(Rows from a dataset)
______________________________

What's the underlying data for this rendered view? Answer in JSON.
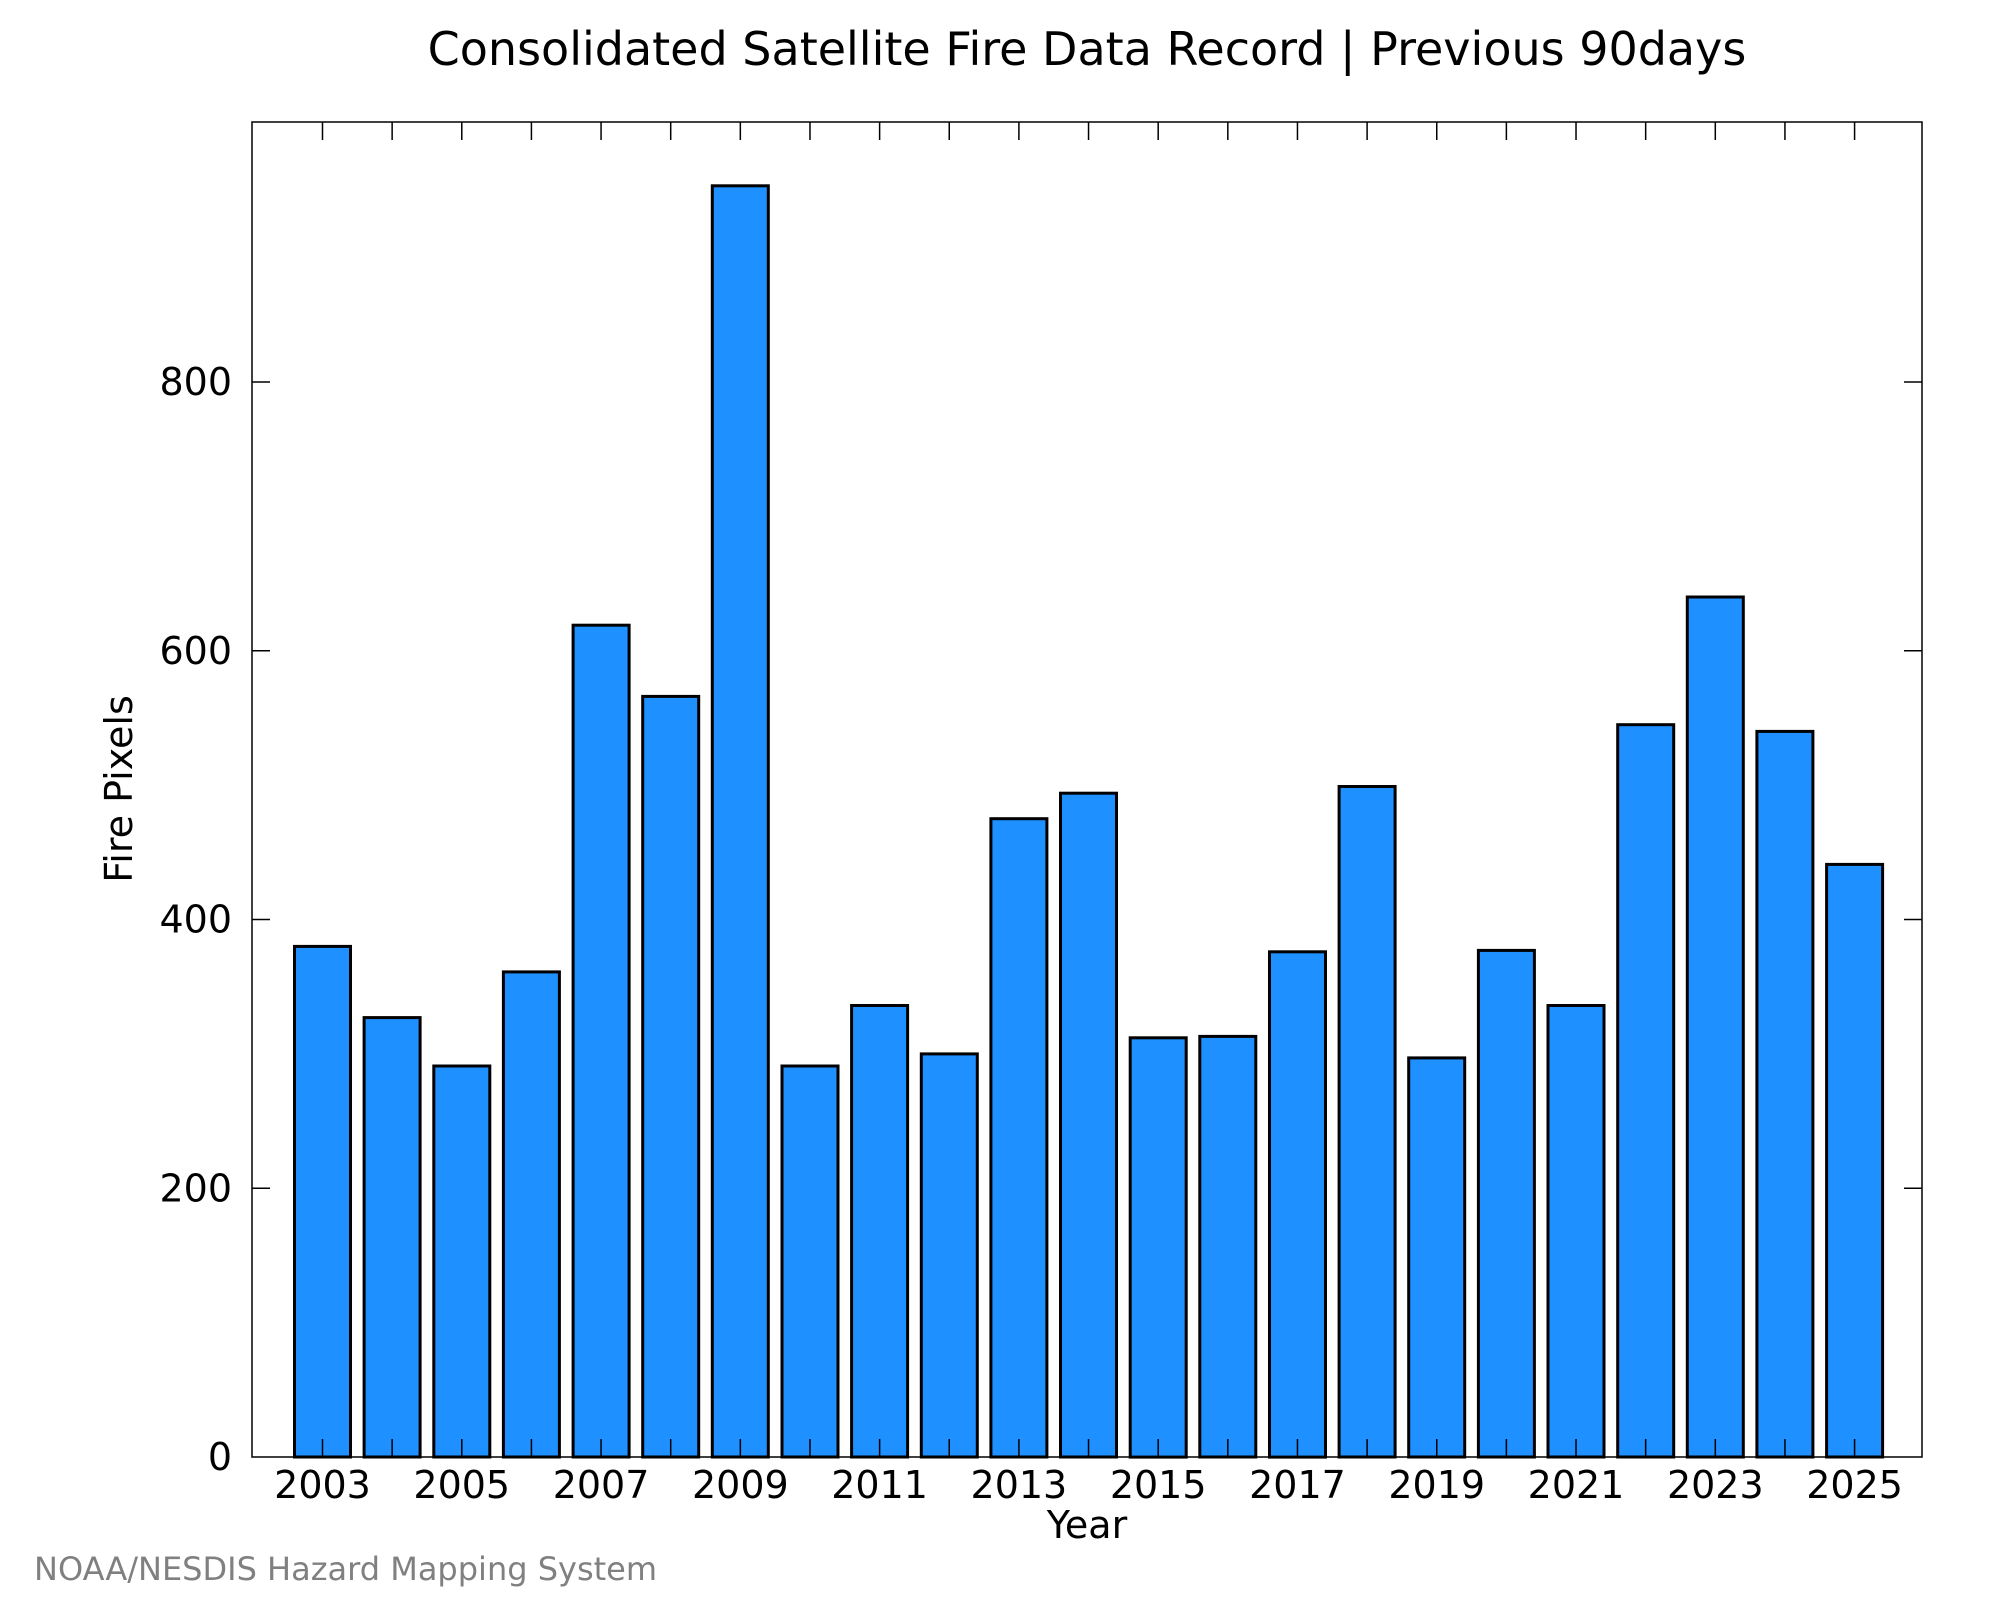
{
  "chart_data": {
    "type": "bar",
    "title": "Consolidated Satellite Fire Data Record | Previous 90days",
    "xlabel": "Year",
    "ylabel": "Fire Pixels",
    "categories": [
      "2003",
      "2004",
      "2005",
      "2006",
      "2007",
      "2008",
      "2009",
      "2010",
      "2011",
      "2012",
      "2013",
      "2014",
      "2015",
      "2016",
      "2017",
      "2018",
      "2019",
      "2020",
      "2021",
      "2022",
      "2023",
      "2024",
      "2025"
    ],
    "x_tick_labels": [
      "2003",
      "2005",
      "2007",
      "2009",
      "2011",
      "2013",
      "2015",
      "2017",
      "2019",
      "2021",
      "2023",
      "2025"
    ],
    "values": [
      380,
      327,
      291,
      361,
      619,
      566,
      946,
      291,
      336,
      300,
      475,
      494,
      312,
      313,
      376,
      499,
      297,
      377,
      336,
      545,
      640,
      540,
      441
    ],
    "ylim": [
      0,
      1000
    ],
    "y_ticks": [
      0,
      200,
      400,
      600,
      800
    ],
    "grid": false,
    "bar_color": "#1e90ff",
    "edge_color": "#000000"
  },
  "credit": "NOAA/NESDIS Hazard Mapping System"
}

______________________________

* [What the exercise asks]:
In the lines above, locate the string "Fire". Copy every line where it occurs.

* [Task output]:
    "title": "Consolidated Satellite Fire Data Record | Previous 90days",
    "ylabel": "Fire Pixels",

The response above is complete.